» SOAL UNTUK DIKERJAKAN
[a] Tentukan apakah setiap pernyataan berikut sesuai dengan artikel tentang BMAD baja: (i) keputusan penghapusan BMAD resmi berlaku pada hari Sabtu; (ii) BMAD itu semula dijadwalkan berlaku sampai Februari 2021; (iii) peninjauan atas pengenaan BMAD diajukan oleh PT Krakatau Steel Tbk. Jawab ya atau tidak, lalu kutip kata-kata penentunya dari artikel.
[b] Tolong tulis ulang persis bagian artikel tentang BMAD baja antara kata "Selain itu, Oke" dan kata "perundang-undangan mereka sendiri.", keduanya ikut disertakan.

» KUTIPAN SUMBER
○ ○ ○ ○
Rabu 13 Feb 2019 05:40 WIB

Produk Baja Indonesia tak Lagi Terkena BMAD di Malaysia

BMAD ini seharusnya berlaku lima tahun, dari Februari 2015 sampai Februari 2020

Rep: Adinda Pryanka/ Red: Nidia Zuraya
Pabrik Peleburan Baja
Foto: Republika/Edwin Dwi Putranto
Pabrik Peleburan Baja

REPUBLIKA.CO.ID, JAKARTA – Produk baja Hot Rolled Coil (HRC) asal Indonesia sudah tidak lagi dikenakan Bea Masuk Anti Dumping (BMAD) saat masuk ke Malaysia. Keputusan yang resmi diberlakukan pada Sabtu (9/2) ini merupakan hasil dari tinjauan administrasi Ministry of International Trade and Industry Malaysia (MITI) sejak Agustus 2018.

Direktur Jenderal Perdagangan Luar Negeri Kementerian Perdagangan Oke Nurwan mengatakan, BMAD ini seharusnya berlaku selama lima tahun, yaitu dari Februari 2015 sampai Februari 2020. Tapi, pada perkembangannya, industri dalam negeri Malaysia selaku pemohon BMAD mengalami masalah internal, sehingga menghentikan secara keseluruhan produksi HRC.

"Praktis, sejak 2016, Malaysia tidak lagi mampu memasok HRC ke pasar domestik," ujarnya dalam rilis yang diterima Republika, Selasa (12/2).

Oke mengapresiasi inisiatif PT Krakatau Steel Tbk yang telah mengajukan peninjauan atas pengenaan BMAD HRC asal Indonesia. Menurutnya, pemberhentian operasional industri dalam negeri Malaysia yang memproduksi subyek BMAD menjadi dasar kuat mengajukan peninjauan kembali pengenaan BMAD.

Selain itu, Oke juga mengapresiasi Pemerintah Malaysia yang telah menunjukkan sikap responsif dalam penyelenggaraan peninjauan. Malaysia telah mematuhi peraturan perundang-undangan mereka sendiri.

"Penghentian operasional perusahaan baja Malaysia Megasteel telah mengubah kondisi pasar domestik dan BMAD menjadi tidak relevan lagi karena tidak ada industri dalam negeri Malaysia yang memerlukan perlindungan," katanya.

Sementara itu, Direktur Pengamanan Perdagangan Kemendag Pradnyawati memberikan apresiasi atas komitmen pemerintah Indonesia yang telah memberikan pendampingan Krakatau Steel dalam proses peninjauan ini.

Pradnyawati menjelaskan, pihaknya bersyukur dapat menuntaskan tugas pendampingan dan upaya pembelaan bersama hingga membuahkan hasil yang diinginkan. "Diharapkan, hal ini dapat memperbaiki kinerja ekspor Indonesia dan kondisi industri baja Indonesia itu sendiri," tuturnya.
○ ○ ○ ○
(Entri Tersimpan)
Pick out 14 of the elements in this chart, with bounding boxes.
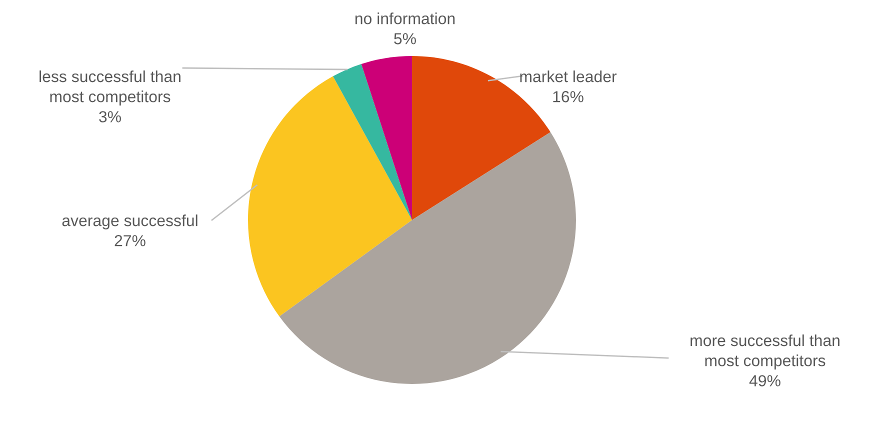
slice-label: no information [355, 12, 455, 24]
slice-label: market leader [520, 70, 617, 82]
data-label: 3% [99, 111, 121, 122]
pie-slice [332, 64, 412, 220]
pie-slice [248, 76, 412, 316]
slice-label: more successful than most competitors [690, 334, 840, 370]
data-label: 5% [394, 33, 416, 44]
data-label: 16% [553, 91, 584, 102]
slice-label: less successful than most competitors [40, 70, 180, 106]
slice-label: average successful [62, 214, 198, 230]
pie-slice [361, 56, 412, 220]
pie-slice [279, 132, 576, 384]
data-label: 49% [749, 375, 780, 386]
data-label: 27% [114, 235, 146, 246]
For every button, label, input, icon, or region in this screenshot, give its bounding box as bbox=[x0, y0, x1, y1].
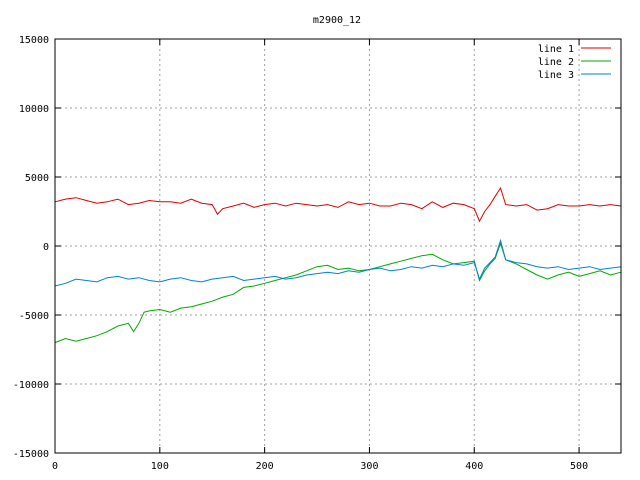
○ ○ ○ ○
» HASIL YANG DIHARAPKAN
[a]
(i) Ya: "Keputusan yang resmi diberlakukan pada Sabtu (9/2)".
(ii) Tidak: "dari Februari 2015 sampai Februari 2020".
(iii) Ya: "PT Krakatau Steel Tbk yang telah mengajukan peninjauan atas pengenaan BMAD HRC asal Indonesia".

[b]
Selain itu, Oke juga mengapresiasi Pemerintah Malaysia yang telah menunjukkan sikap responsif dalam penyelenggaraan peninjauan. Malaysia telah mematuhi peraturan perundang-undangan mereka sendiri.